-- What to work on --
Search the material for the word "contacts" and report each line where it turns up.
______
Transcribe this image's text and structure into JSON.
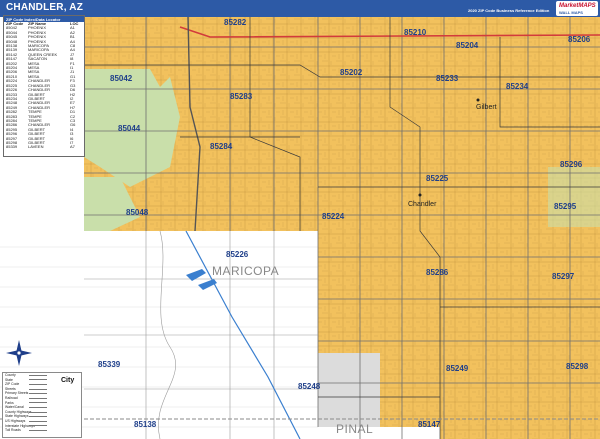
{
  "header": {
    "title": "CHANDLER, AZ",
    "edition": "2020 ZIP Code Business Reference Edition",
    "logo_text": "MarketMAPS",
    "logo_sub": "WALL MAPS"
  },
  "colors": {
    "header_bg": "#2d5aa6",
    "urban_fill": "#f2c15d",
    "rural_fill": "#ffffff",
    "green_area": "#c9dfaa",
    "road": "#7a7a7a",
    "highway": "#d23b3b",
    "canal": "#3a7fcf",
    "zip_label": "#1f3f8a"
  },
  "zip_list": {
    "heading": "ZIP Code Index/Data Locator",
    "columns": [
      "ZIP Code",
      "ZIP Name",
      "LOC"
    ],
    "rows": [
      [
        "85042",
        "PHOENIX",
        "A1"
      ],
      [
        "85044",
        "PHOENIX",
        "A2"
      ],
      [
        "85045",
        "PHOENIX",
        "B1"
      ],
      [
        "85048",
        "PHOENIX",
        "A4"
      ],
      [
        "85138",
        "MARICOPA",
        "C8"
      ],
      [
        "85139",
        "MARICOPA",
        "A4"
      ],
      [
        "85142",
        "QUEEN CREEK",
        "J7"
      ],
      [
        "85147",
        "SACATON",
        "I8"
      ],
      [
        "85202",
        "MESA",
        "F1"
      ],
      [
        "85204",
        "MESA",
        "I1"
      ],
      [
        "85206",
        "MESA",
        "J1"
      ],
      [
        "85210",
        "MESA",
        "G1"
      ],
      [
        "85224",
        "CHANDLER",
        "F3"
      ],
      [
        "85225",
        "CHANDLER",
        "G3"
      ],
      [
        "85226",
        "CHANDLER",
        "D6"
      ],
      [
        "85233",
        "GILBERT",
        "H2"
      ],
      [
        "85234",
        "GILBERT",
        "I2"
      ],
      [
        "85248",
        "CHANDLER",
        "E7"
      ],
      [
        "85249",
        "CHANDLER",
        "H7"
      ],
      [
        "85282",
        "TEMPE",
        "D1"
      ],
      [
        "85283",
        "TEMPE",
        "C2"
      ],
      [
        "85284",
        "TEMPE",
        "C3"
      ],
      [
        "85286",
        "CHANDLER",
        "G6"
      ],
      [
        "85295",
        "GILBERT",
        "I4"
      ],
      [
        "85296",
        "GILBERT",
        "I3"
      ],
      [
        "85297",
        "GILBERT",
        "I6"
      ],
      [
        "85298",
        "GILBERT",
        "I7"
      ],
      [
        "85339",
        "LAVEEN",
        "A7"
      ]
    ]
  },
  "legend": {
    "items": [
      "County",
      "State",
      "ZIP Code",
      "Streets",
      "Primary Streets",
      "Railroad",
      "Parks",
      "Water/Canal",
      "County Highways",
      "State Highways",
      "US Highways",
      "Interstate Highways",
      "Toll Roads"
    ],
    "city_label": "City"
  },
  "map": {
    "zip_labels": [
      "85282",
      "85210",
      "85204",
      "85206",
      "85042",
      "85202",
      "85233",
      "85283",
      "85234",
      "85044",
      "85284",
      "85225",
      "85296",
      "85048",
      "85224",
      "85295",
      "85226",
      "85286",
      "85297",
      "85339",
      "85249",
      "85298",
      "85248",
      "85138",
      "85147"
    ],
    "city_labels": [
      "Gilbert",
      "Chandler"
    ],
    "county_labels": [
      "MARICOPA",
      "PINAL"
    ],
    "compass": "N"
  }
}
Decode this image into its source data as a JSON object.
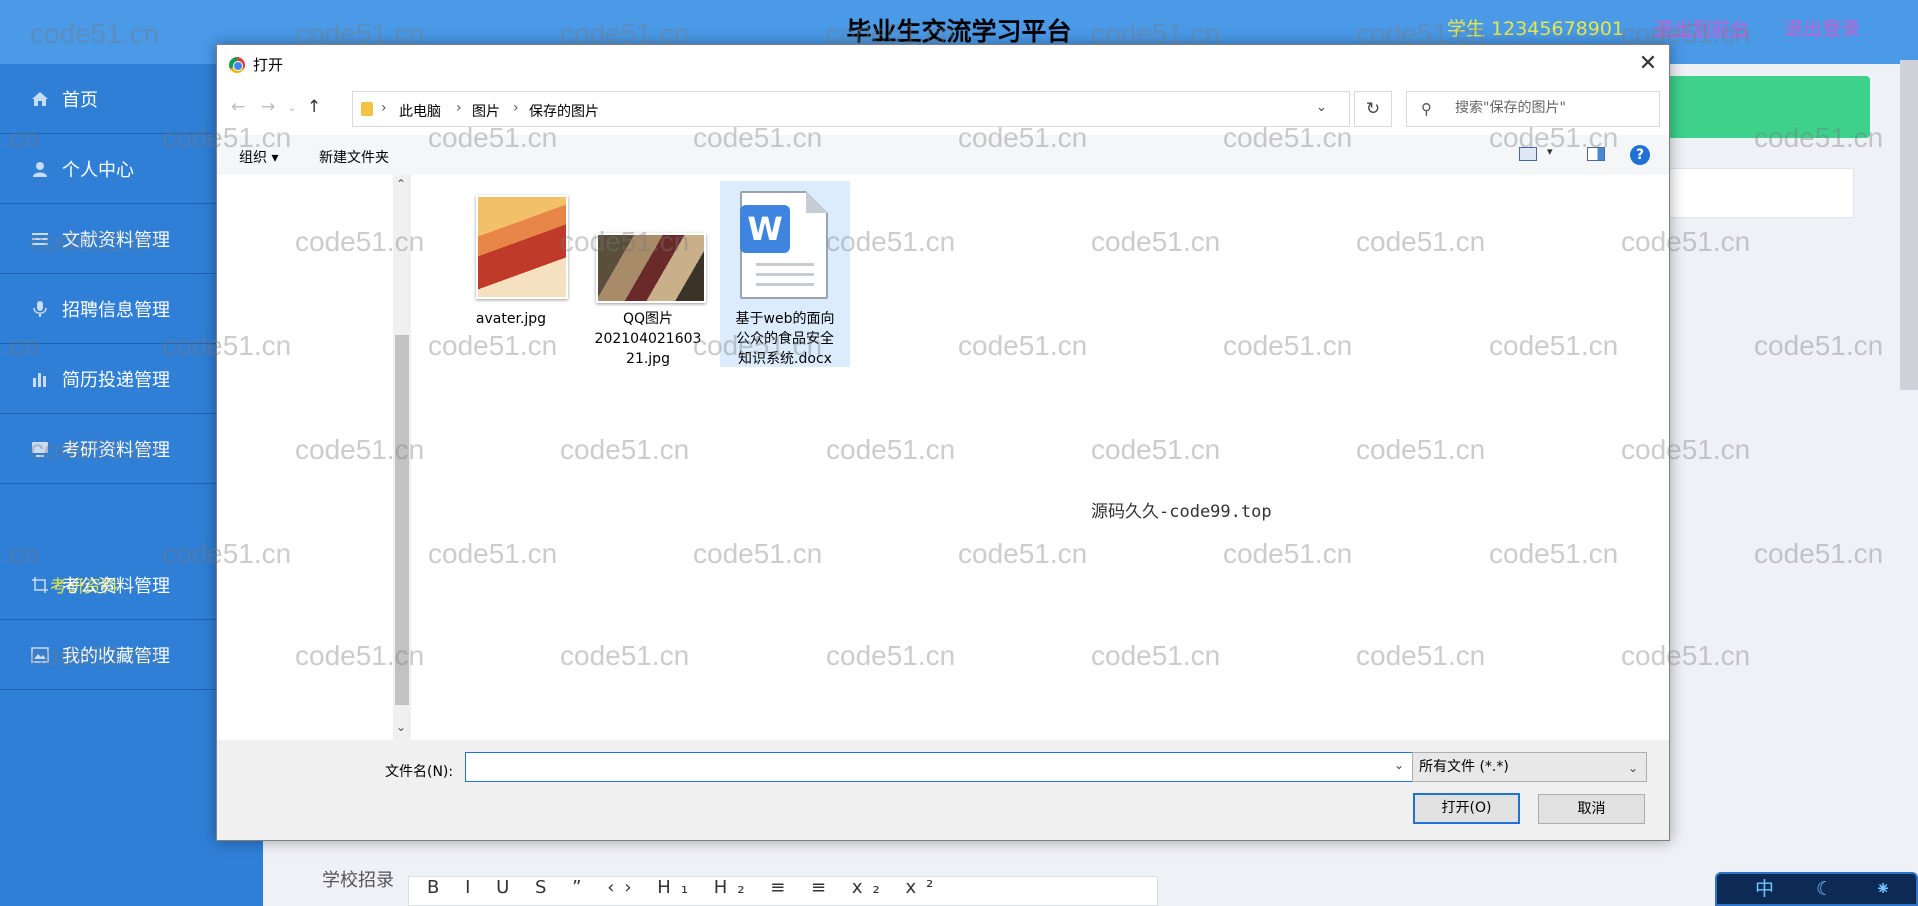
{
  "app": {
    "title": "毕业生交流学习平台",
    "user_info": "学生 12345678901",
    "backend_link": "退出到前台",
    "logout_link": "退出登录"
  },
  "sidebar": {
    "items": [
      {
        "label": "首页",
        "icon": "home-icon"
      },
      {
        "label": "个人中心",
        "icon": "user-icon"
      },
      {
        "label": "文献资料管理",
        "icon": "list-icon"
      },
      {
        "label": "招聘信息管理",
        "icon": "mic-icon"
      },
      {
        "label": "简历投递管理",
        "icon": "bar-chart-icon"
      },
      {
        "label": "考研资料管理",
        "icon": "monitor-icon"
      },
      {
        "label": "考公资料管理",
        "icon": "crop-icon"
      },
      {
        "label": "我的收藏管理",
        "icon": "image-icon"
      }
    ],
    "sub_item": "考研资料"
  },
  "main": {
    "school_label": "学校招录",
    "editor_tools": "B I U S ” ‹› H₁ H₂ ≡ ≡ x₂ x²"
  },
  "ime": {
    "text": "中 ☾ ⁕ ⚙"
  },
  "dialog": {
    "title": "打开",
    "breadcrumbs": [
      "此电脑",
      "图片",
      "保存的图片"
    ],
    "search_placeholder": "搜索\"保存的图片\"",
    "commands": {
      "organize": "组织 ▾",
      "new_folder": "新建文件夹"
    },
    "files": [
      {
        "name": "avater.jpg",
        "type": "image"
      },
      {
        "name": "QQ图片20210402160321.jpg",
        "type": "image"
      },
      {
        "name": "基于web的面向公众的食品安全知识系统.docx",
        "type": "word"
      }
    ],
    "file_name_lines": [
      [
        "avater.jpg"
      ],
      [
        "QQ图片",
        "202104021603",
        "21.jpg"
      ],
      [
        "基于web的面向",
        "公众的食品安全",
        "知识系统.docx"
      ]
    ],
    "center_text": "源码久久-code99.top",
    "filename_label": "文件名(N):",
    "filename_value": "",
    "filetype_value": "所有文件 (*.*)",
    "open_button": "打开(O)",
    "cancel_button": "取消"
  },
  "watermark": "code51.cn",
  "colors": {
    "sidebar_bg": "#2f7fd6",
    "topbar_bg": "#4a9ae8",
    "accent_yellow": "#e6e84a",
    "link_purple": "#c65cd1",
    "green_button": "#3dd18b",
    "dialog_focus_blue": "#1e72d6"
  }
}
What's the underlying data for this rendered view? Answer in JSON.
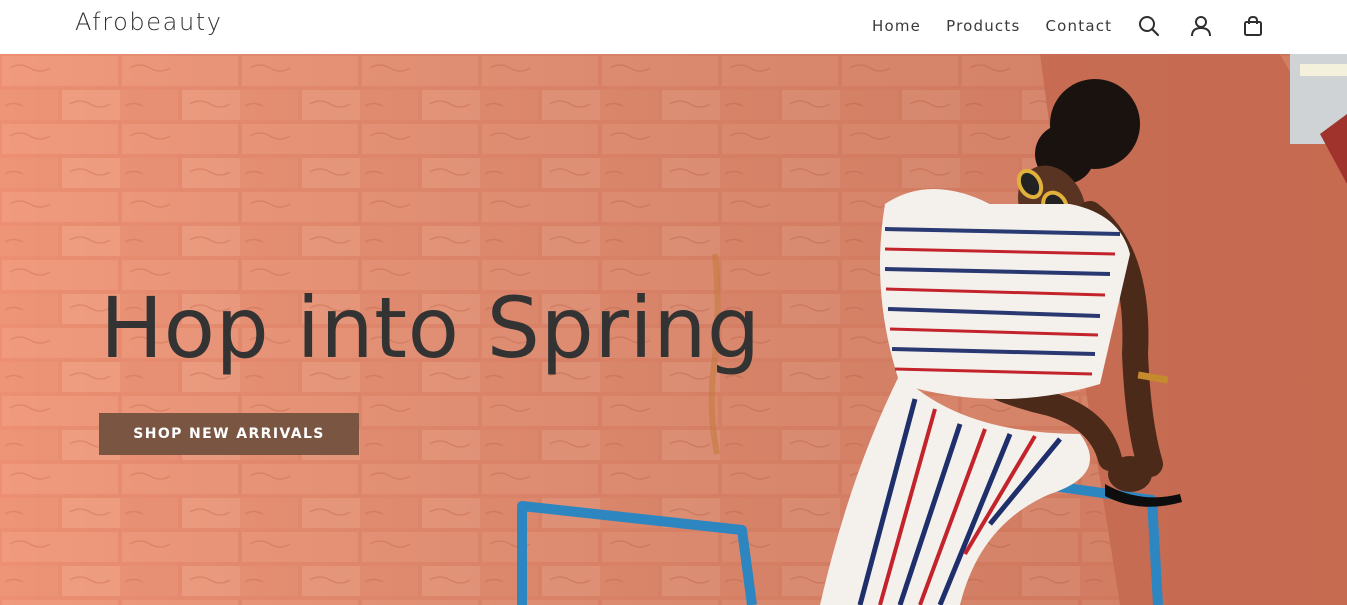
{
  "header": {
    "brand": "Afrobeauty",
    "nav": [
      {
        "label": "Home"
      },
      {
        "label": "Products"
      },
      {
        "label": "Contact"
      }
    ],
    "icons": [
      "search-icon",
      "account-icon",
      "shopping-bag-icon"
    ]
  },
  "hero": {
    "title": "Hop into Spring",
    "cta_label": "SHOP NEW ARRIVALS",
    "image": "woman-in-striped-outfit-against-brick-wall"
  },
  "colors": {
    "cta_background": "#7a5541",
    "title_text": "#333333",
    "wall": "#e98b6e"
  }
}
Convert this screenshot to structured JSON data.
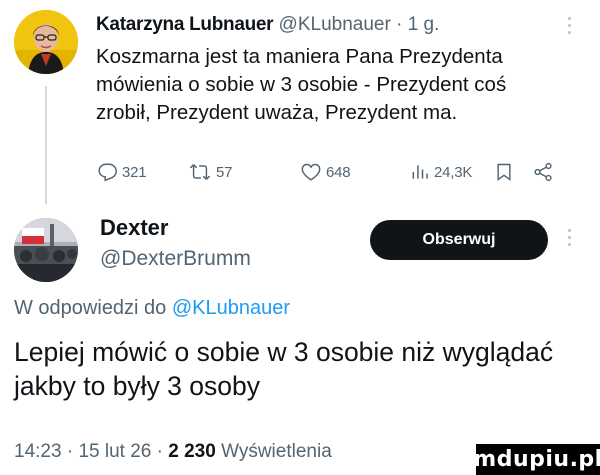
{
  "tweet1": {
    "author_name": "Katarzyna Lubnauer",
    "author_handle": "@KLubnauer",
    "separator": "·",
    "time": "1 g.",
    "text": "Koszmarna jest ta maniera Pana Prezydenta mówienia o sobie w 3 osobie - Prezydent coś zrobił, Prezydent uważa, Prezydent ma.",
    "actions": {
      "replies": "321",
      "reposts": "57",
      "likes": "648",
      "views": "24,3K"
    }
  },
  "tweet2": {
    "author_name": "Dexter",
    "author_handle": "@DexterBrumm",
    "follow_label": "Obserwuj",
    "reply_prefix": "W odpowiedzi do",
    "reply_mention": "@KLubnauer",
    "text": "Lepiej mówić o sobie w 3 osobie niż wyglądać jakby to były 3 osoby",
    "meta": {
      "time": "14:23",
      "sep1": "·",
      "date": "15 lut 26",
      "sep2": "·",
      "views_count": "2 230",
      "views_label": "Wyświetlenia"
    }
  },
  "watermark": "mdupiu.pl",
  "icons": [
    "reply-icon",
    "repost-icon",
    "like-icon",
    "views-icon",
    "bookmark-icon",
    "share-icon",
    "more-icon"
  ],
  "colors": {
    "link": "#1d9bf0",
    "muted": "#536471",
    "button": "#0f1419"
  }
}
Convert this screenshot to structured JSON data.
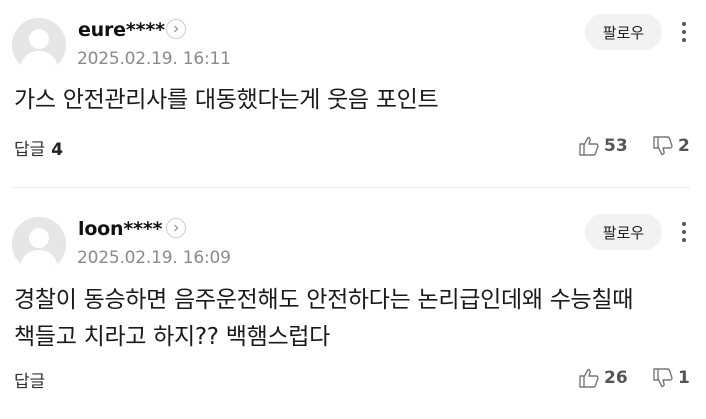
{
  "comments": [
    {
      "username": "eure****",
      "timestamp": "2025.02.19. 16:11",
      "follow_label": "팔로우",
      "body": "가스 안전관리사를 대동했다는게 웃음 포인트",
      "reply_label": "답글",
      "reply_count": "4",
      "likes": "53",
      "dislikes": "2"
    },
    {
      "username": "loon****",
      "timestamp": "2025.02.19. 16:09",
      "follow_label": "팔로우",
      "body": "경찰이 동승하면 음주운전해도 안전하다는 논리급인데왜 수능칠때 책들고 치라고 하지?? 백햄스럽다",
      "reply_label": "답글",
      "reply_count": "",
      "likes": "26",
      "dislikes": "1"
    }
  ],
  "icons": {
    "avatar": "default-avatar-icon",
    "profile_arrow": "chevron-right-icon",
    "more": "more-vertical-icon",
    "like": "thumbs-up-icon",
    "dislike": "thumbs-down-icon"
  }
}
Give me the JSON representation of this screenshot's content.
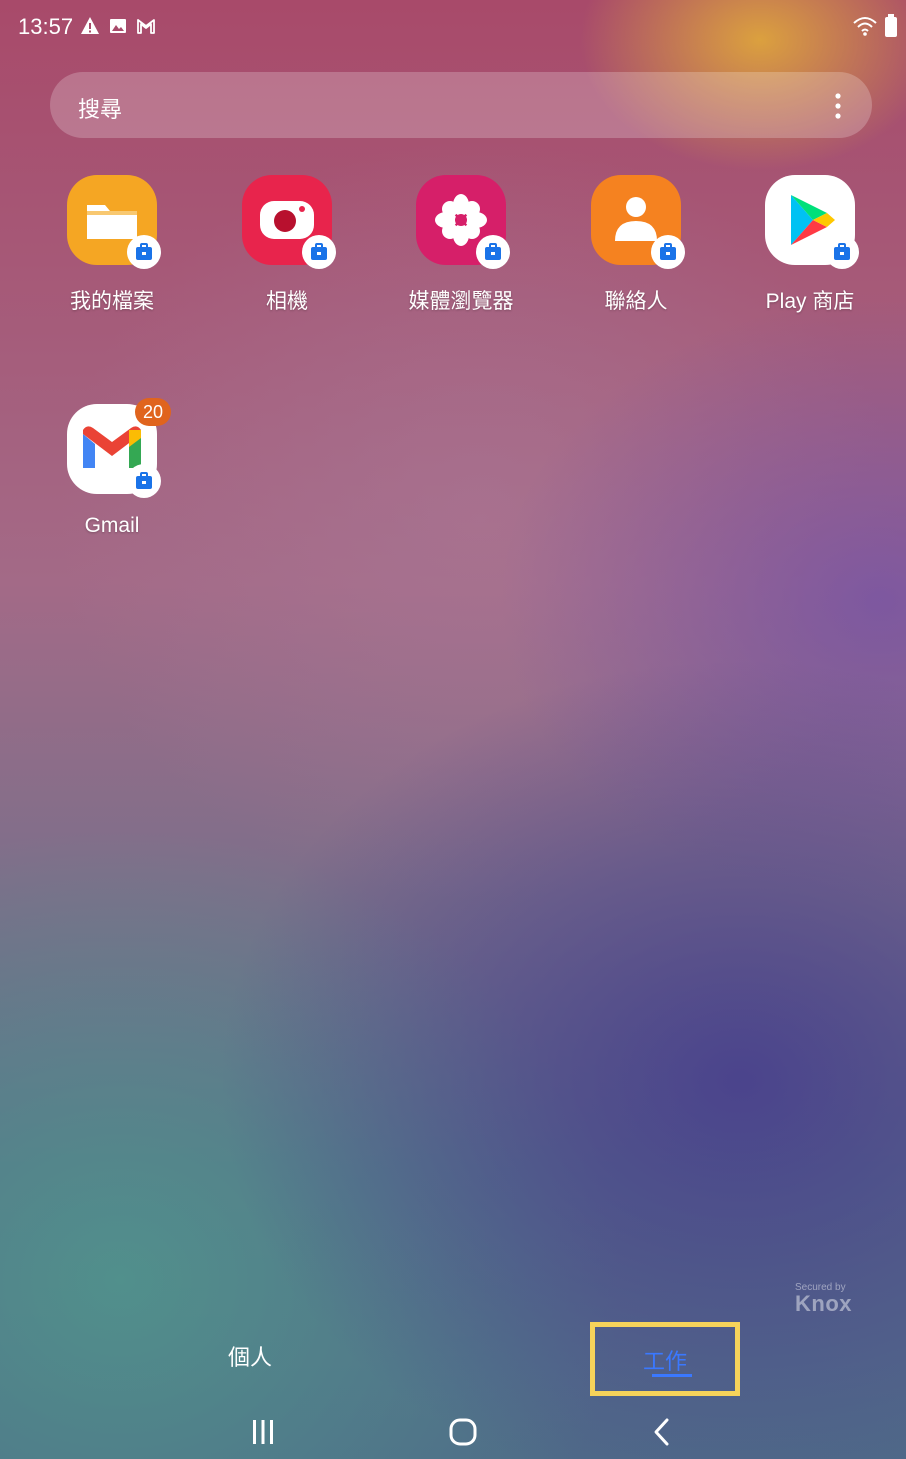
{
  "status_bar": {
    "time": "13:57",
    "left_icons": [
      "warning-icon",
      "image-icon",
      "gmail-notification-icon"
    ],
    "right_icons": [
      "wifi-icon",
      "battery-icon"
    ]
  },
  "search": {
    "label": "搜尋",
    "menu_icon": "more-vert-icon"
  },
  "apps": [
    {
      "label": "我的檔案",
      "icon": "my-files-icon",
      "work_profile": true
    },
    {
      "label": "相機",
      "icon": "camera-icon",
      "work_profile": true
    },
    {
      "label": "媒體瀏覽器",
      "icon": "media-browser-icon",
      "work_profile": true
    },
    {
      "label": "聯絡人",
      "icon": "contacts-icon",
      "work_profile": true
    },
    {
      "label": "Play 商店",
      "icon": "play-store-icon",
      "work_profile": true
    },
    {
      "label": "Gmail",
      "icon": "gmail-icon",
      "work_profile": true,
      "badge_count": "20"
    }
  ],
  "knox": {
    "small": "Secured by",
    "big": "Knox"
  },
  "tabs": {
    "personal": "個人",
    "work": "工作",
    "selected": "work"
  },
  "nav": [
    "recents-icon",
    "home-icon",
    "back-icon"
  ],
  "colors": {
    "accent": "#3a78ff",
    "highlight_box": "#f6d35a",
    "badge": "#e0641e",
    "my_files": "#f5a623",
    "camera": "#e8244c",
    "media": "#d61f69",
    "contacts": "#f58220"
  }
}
______
-- Complete response --
      "icon": "contacts-icon",
    "contacts": "#f58220"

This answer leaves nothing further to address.